- Requirement -
Please copy out every line of the records below word for word, with nothing changed, and leave the pictures out of your answer.

· · · · · · ·

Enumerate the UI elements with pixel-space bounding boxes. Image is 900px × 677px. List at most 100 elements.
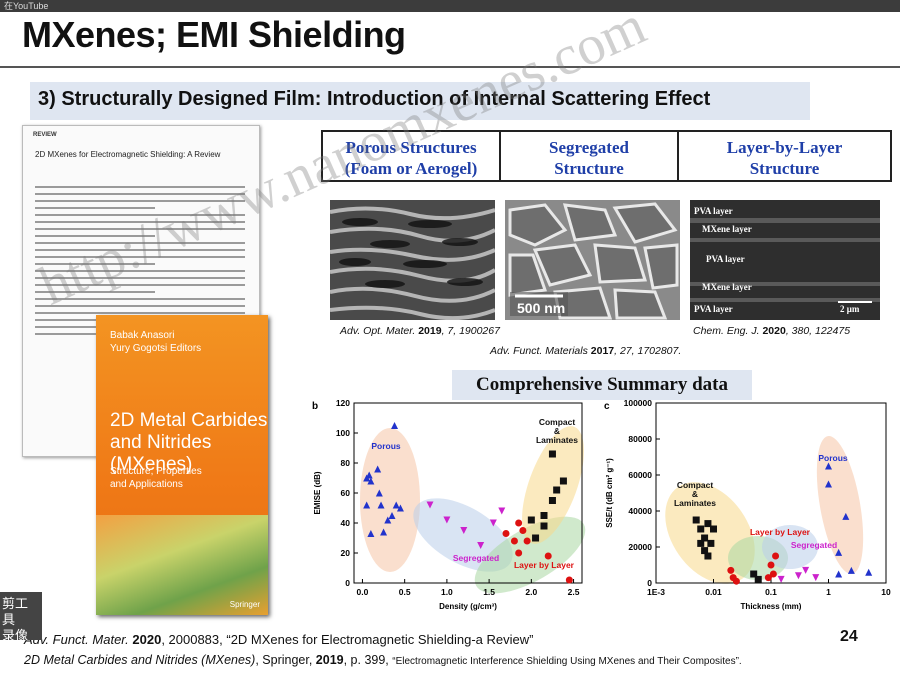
x-axis-label: Density (g/cm³) — [439, 602, 497, 611]
data-point — [707, 539, 715, 547]
data-point — [802, 566, 810, 574]
data-point — [548, 497, 556, 504]
data-point — [767, 561, 775, 569]
group-label: Compact — [677, 480, 714, 490]
citation-segregated: Adv. Funct. Materials 2017, 27, 1702807. — [490, 345, 682, 357]
data-point — [794, 572, 802, 580]
y-tick-label: 0 — [345, 578, 350, 588]
data-point — [825, 480, 832, 488]
y-tick-label: 20000 — [628, 542, 652, 552]
sem-scale-bar-label: 500 nm — [517, 300, 565, 316]
group-region — [360, 428, 420, 572]
panel-label: b — [312, 401, 318, 412]
data-point — [367, 530, 375, 537]
data-point — [532, 534, 540, 542]
header-segregated-structure: Segregated Structure — [499, 130, 679, 182]
header-layer-by-layer: Layer-by-Layer Structure — [677, 130, 892, 182]
title-divider — [0, 66, 900, 68]
data-point — [523, 537, 531, 545]
data-point — [835, 548, 843, 556]
data-point — [443, 516, 451, 524]
x-tick-label: 1E-3 — [647, 587, 665, 597]
data-point — [515, 519, 523, 527]
data-point — [460, 527, 468, 534]
summary-label: Comprehensive Summary data — [452, 370, 752, 400]
footer-citation-2: 2D Metal Carbides and Nitrides (MXenes),… — [24, 653, 742, 667]
x-tick-label: 1.0 — [441, 587, 453, 597]
data-point — [502, 530, 510, 537]
data-point — [701, 534, 709, 542]
layer-label-4: MXene layer — [702, 282, 752, 292]
group-region — [474, 516, 586, 594]
data-point — [498, 507, 506, 515]
slide-subtitle: 3) Structurally Designed Film: Introduct… — [38, 88, 711, 110]
footer-citation-1: Adv. Funct. Mater. 2020, 2000883, “2D MX… — [24, 632, 534, 647]
sem-segregated-image: 500 nm — [505, 200, 680, 320]
x-tick-label: 10 — [881, 587, 891, 597]
panel-label: c — [604, 401, 610, 412]
y-tick-label: 40000 — [628, 506, 652, 516]
youtube-link[interactable]: 在YouTube — [4, 1, 49, 11]
layer-label-5: PVA layer — [694, 304, 733, 314]
data-point — [565, 576, 573, 584]
data-point — [510, 537, 518, 545]
layer-label-2: MXene layer — [702, 224, 752, 234]
x-tick-label: 0.01 — [705, 587, 722, 597]
video-topbar — [0, 0, 900, 12]
data-point — [363, 501, 371, 509]
y-axis-label: SSE/t (dB cm² g⁻¹) — [605, 458, 614, 528]
page-number: 24 — [840, 628, 858, 645]
data-point — [764, 574, 772, 582]
data-point — [704, 552, 712, 560]
group-label: & — [692, 489, 698, 499]
book-title-line-2: and Nitrides (MXenes) — [110, 432, 212, 475]
y-tick-label: 100000 — [624, 398, 653, 408]
group-label: Porous — [371, 441, 401, 451]
group-label: Porous — [818, 453, 848, 463]
review-tag: REVIEW — [33, 132, 57, 138]
x-tick-label: 0.5 — [399, 587, 411, 597]
data-point — [375, 489, 383, 497]
x-tick-label: 1.5 — [483, 587, 495, 597]
sem-porous-image — [330, 200, 495, 320]
x-tick-label: 2.0 — [525, 587, 537, 597]
y-tick-label: 60000 — [628, 470, 652, 480]
group-label: Layer by Layer — [514, 560, 575, 570]
data-point — [777, 575, 785, 583]
data-point — [812, 574, 820, 582]
layer-label-1: PVA layer — [694, 206, 733, 216]
data-point — [477, 542, 485, 549]
data-point — [842, 512, 850, 520]
y-tick-label: 40 — [341, 518, 351, 528]
y-tick-label: 80 — [341, 458, 351, 468]
data-point — [396, 504, 404, 512]
y-tick-label: 80000 — [628, 434, 652, 444]
group-label: Layer by Layer — [750, 527, 811, 537]
book-subtitle-line-2: and Applications — [110, 479, 183, 490]
y-axis-label: EMISE (dB) — [313, 471, 322, 514]
group-label: Segregated — [453, 553, 499, 563]
data-point — [515, 549, 523, 557]
group-region — [816, 435, 864, 575]
group-label: Compact — [539, 417, 576, 427]
data-point — [377, 501, 385, 509]
citation-layer: Chem. Eng. J. 2020, 380, 122475 — [693, 325, 851, 337]
sem-scale-bar-2-label: 2 μm — [840, 304, 860, 314]
data-point — [367, 477, 375, 485]
data-point — [732, 577, 740, 585]
group-label: Segregated — [791, 540, 837, 550]
data-point — [704, 520, 712, 528]
header-porous-structures: Porous Structures (Foam or Aerogel) — [321, 130, 501, 182]
data-point — [692, 516, 700, 524]
x-tick-label: 0.0 — [357, 587, 369, 597]
screen-tool-label[interactable]: 剪工具 录像机 — [0, 592, 42, 659]
slide-title: MXenes; EMI Shielding — [22, 14, 406, 55]
data-point — [426, 501, 434, 509]
citation-porous: Adv. Opt. Mater. 2019, 7, 1900267 — [340, 325, 500, 337]
data-point — [825, 462, 832, 470]
group-label: Laminates — [536, 435, 578, 445]
data-point — [392, 501, 400, 509]
book-editor-1: Babak Anasori — [110, 330, 175, 341]
data-point — [559, 477, 567, 485]
y-tick-label: 20 — [341, 548, 351, 558]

· · · · · · ·

- Right answer -
Enumerate the UI elements with pixel-space bounding boxes. Image is 900px × 677px. List at most 100 elements.
x-axis-label: Density (g/cm³) — [439, 602, 497, 611]
data-point — [707, 539, 715, 547]
data-point — [802, 566, 810, 574]
data-point — [548, 497, 556, 504]
data-point — [767, 561, 775, 569]
group-label: Compact — [677, 480, 714, 490]
citation-segregated: Adv. Funct. Materials 2017, 27, 1702807. — [490, 345, 682, 357]
data-point — [794, 572, 802, 580]
y-tick-label: 0 — [345, 578, 350, 588]
data-point — [825, 480, 832, 488]
y-tick-label: 20000 — [628, 542, 652, 552]
sem-scale-bar-label: 500 nm — [517, 300, 565, 316]
group-region — [360, 428, 420, 572]
panel-label: b — [312, 401, 318, 412]
data-point — [367, 530, 375, 537]
data-point — [532, 534, 540, 542]
header-segregated-structure: Segregated Structure — [499, 130, 679, 182]
header-layer-by-layer: Layer-by-Layer Structure — [677, 130, 892, 182]
title-divider — [0, 66, 900, 68]
data-point — [523, 537, 531, 545]
data-point — [835, 548, 843, 556]
data-point — [443, 516, 451, 524]
x-tick-label: 1E-3 — [647, 587, 665, 597]
data-point — [515, 519, 523, 527]
data-point — [460, 527, 468, 534]
summary-label: Comprehensive Summary data — [452, 370, 752, 400]
footer-citation-2: 2D Metal Carbides and Nitrides (MXenes),… — [24, 653, 742, 667]
x-tick-label: 1.0 — [441, 587, 453, 597]
data-point — [502, 530, 510, 537]
data-point — [701, 534, 709, 542]
layer-label-4: MXene layer — [702, 282, 752, 292]
group-region — [474, 516, 586, 594]
data-point — [498, 507, 506, 515]
slide-subtitle: 3) Structurally Designed Film: Introduct… — [38, 88, 711, 110]
footer-citation-1: Adv. Funct. Mater. 2020, 2000883, “2D MX… — [24, 632, 534, 647]
sem-segregated-image: 500 nm — [505, 200, 680, 320]
x-tick-label: 10 — [881, 587, 891, 597]
panel-label: c — [604, 401, 610, 412]
y-tick-label: 40000 — [628, 506, 652, 516]
youtube-link[interactable]: 在YouTube — [4, 1, 49, 11]
layer-label-5: PVA layer — [694, 304, 733, 314]
data-point — [565, 576, 573, 584]
data-point — [510, 537, 518, 545]
layer-label-2: MXene layer — [702, 224, 752, 234]
x-tick-label: 0.01 — [705, 587, 722, 597]
video-topbar — [0, 0, 900, 12]
data-point — [363, 501, 371, 509]
y-axis-label: SSE/t (dB cm² g⁻¹) — [605, 458, 614, 528]
page-number: 24 — [840, 628, 858, 645]
data-point — [764, 574, 772, 582]
data-point — [704, 552, 712, 560]
group-label: & — [692, 489, 698, 499]
book-title-line-2: and Nitrides (MXenes) — [110, 432, 212, 475]
y-tick-label: 100000 — [624, 398, 653, 408]
group-label: Porous — [371, 441, 401, 451]
group-label: Porous — [818, 453, 848, 463]
review-tag: REVIEW — [33, 132, 57, 138]
x-tick-label: 0.5 — [399, 587, 411, 597]
data-point — [375, 489, 383, 497]
x-tick-label: 1.5 — [483, 587, 495, 597]
sem-porous-image — [330, 200, 495, 320]
x-tick-label: 2.0 — [525, 587, 537, 597]
y-tick-label: 60000 — [628, 470, 652, 480]
group-label: Layer by Layer — [514, 560, 575, 570]
data-point — [777, 575, 785, 583]
data-point — [812, 574, 820, 582]
layer-label-1: PVA layer — [694, 206, 733, 216]
data-point — [477, 542, 485, 549]
data-point — [842, 512, 850, 520]
y-tick-label: 40 — [341, 518, 351, 528]
y-tick-label: 80 — [341, 458, 351, 468]
data-point — [396, 504, 404, 512]
y-tick-label: 80000 — [628, 434, 652, 444]
group-label: Layer by Layer — [750, 527, 811, 537]
book-subtitle-line-2: and Applications — [110, 479, 183, 490]
y-axis-label: EMISE (dB) — [313, 471, 322, 514]
group-label: Segregated — [453, 553, 499, 563]
data-point — [515, 549, 523, 557]
group-region — [816, 435, 864, 575]
group-label: Compact — [539, 417, 576, 427]
data-point — [377, 501, 385, 509]
citation-layer: Chem. Eng. J. 2020, 380, 122475 — [693, 325, 851, 337]
sem-scale-bar-2-label: 2 μm — [840, 304, 860, 314]
data-point — [367, 477, 375, 485]
data-point — [732, 577, 740, 585]
group-label: Segregated — [791, 540, 837, 550]
data-point — [704, 520, 712, 528]
header-porous-structures: Porous Structures (Foam or Aerogel) — [321, 130, 501, 182]
data-point — [692, 516, 700, 524]
x-tick-label: 0.0 — [357, 587, 369, 597]
screen-tool-label[interactable]: 剪工具 录像机 — [0, 592, 42, 659]
slide-title: MXenes; EMI Shielding — [22, 14, 406, 55]
data-point — [426, 501, 434, 509]
citation-porous: Adv. Opt. Mater. 2019, 7, 1900267 — [340, 325, 500, 337]
data-point — [825, 462, 832, 470]
group-label: Laminates — [536, 435, 578, 445]
data-point — [392, 501, 400, 509]
book-editor-1: Babak Anasori — [110, 330, 175, 341]
data-point — [559, 477, 567, 485]
y-tick-label: 20 — [341, 548, 351, 558]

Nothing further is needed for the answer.